Written exercise:
Give a verbatim copy of the lines below, minus the pictures.

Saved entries

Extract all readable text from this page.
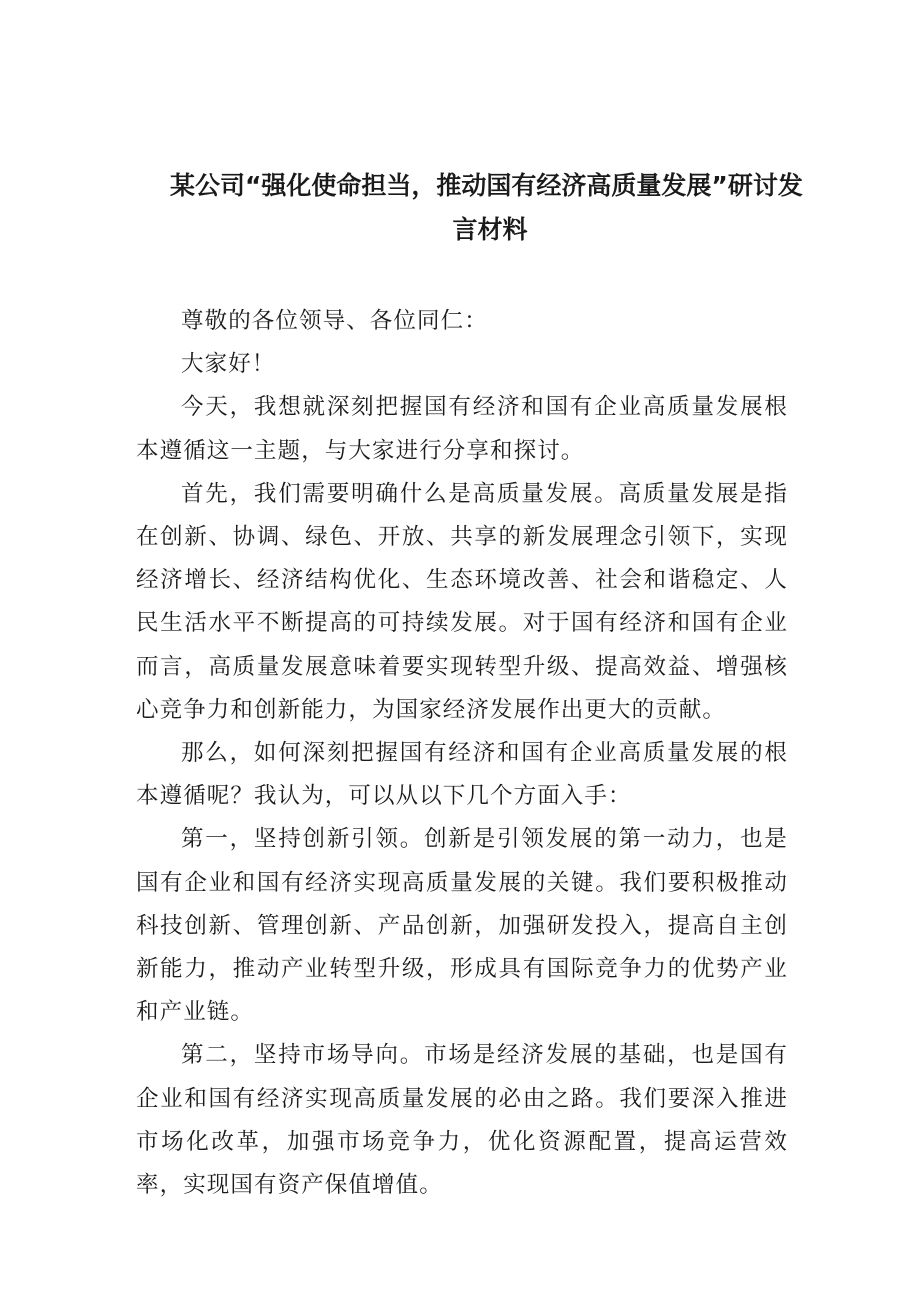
某公司“强化使命担当，推动国有经济高质量发展”研讨发
言材料

尊敬的各位领导、各位同仁：

大家好！

今天，我想就深刻把握国有经济和国有企业高质量发展根本遵循这一主题，与大家进行分享和探讨。

首先，我们需要明确什么是高质量发展。高质量发展是指在创新、协调、绿色、开放、共享的新发展理念引领下，实现经济增长、经济结构优化、生态环境改善、社会和谐稳定、人民生活水平不断提高的可持续发展。对于国有经济和国有企业而言，高质量发展意味着要实现转型升级、提高效益、增强核心竞争力和创新能力，为国家经济发展作出更大的贡献。

那么，如何深刻把握国有经济和国有企业高质量发展的根本遵循呢？我认为，可以从以下几个方面入手：

第一，坚持创新引领。创新是引领发展的第一动力，也是国有企业和国有经济实现高质量发展的关键。我们要积极推动科技创新、管理创新、产品创新，加强研发投入，提高自主创新能力，推动产业转型升级，形成具有国际竞争力的优势产业和产业链。

第二，坚持市场导向。市场是经济发展的基础，也是国有企业和国有经济实现高质量发展的必由之路。我们要深入推进市场化改革，加强市场竞争力，优化资源配置，提高运营效率，实现国有资产保值增值。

Response to the exercise:
Extract all readable text from this page.
某公司“强化使命担当，推动国有经济高质量发展”研讨发
言材料

尊敬的各位领导、各位同仁：

大家好！

今天，我想就深刻把握国有经济和国有企业高质量发展根本遵循这一主题，与大家进行分享和探讨。

首先，我们需要明确什么是高质量发展。高质量发展是指在创新、协调、绿色、开放、共享的新发展理念引领下，实现经济增长、经济结构优化、生态环境改善、社会和谐稳定、人民生活水平不断提高的可持续发展。对于国有经济和国有企业而言，高质量发展意味着要实现转型升级、提高效益、增强核心竞争力和创新能力，为国家经济发展作出更大的贡献。

那么，如何深刻把握国有经济和国有企业高质量发展的根本遵循呢？我认为，可以从以下几个方面入手：

第一，坚持创新引领。创新是引领发展的第一动力，也是国有企业和国有经济实现高质量发展的关键。我们要积极推动科技创新、管理创新、产品创新，加强研发投入，提高自主创新能力，推动产业转型升级，形成具有国际竞争力的优势产业和产业链。

第二，坚持市场导向。市场是经济发展的基础，也是国有企业和国有经济实现高质量发展的必由之路。我们要深入推进市场化改革，加强市场竞争力，优化资源配置，提高运营效率，实现国有资产保值增值。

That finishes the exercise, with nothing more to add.